Items listed in a dataset

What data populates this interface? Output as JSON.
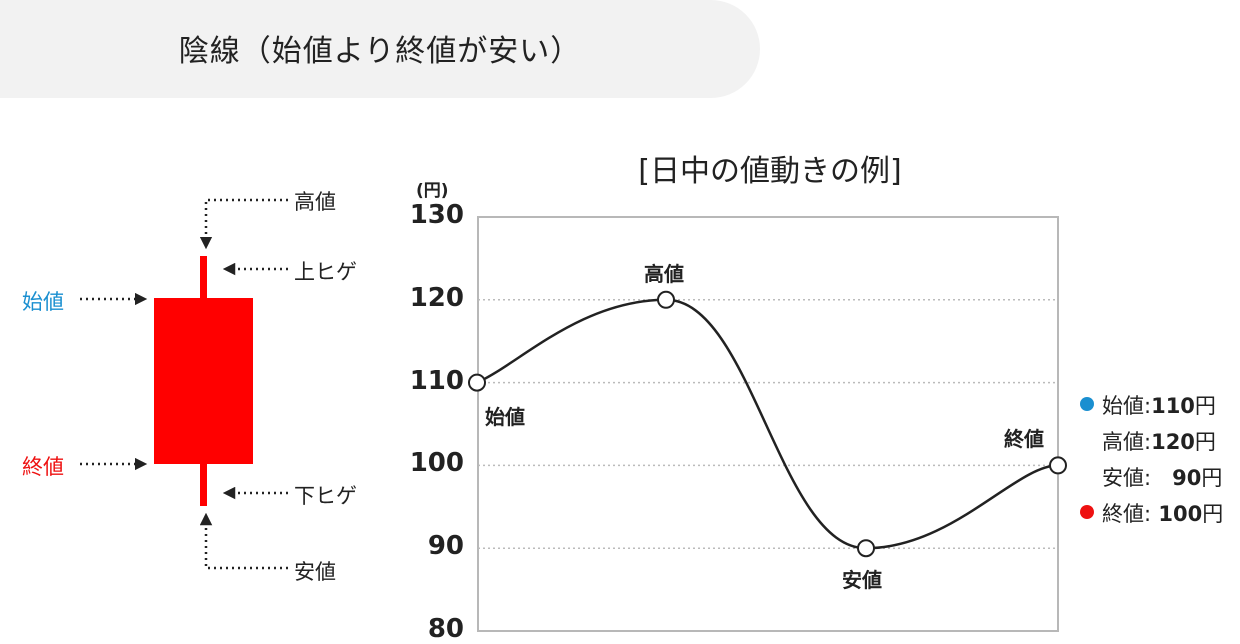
{
  "header": {
    "title": "陰線（始値より終値が安い）"
  },
  "candle": {
    "color": "#ff0000",
    "labels": {
      "high": "高値",
      "upper_shadow": "上ヒゲ",
      "open": "始値",
      "close": "終値",
      "lower_shadow": "下ヒゲ",
      "low": "安値"
    },
    "open_color": "#1a8fd0",
    "close_color": "#ee1111"
  },
  "chart_data": {
    "type": "line",
    "title": "[日中の値動きの例]",
    "ylabel": "(円)",
    "ylim": [
      80,
      130
    ],
    "yticks": [
      "130",
      "120",
      "110",
      "100",
      "90",
      "80"
    ],
    "gridlines": [
      120,
      110,
      100,
      90
    ],
    "points": [
      {
        "x": 0,
        "y": 110,
        "label": "始値"
      },
      {
        "x": 1,
        "y": 120,
        "label": "高値"
      },
      {
        "x": 2,
        "y": 90,
        "label": "安値"
      },
      {
        "x": 3,
        "y": 100,
        "label": "終値"
      }
    ]
  },
  "legend": [
    {
      "label": "始値:",
      "value": "110",
      "unit": "円",
      "dot_color": "#1a8fd0"
    },
    {
      "label": "高値:",
      "value": "120",
      "unit": "円",
      "dot_color": ""
    },
    {
      "label": "安値:",
      "value": "　90",
      "unit": "円",
      "dot_color": ""
    },
    {
      "label": "終値:",
      "value": " 100",
      "unit": "円",
      "dot_color": "#ee1111"
    }
  ]
}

> Exercise details
Pick out the lines containing the string "value" and show them.

> Task output
      "value": "110",
      "value": "120",
      "value": "　90",
      "value": " 100",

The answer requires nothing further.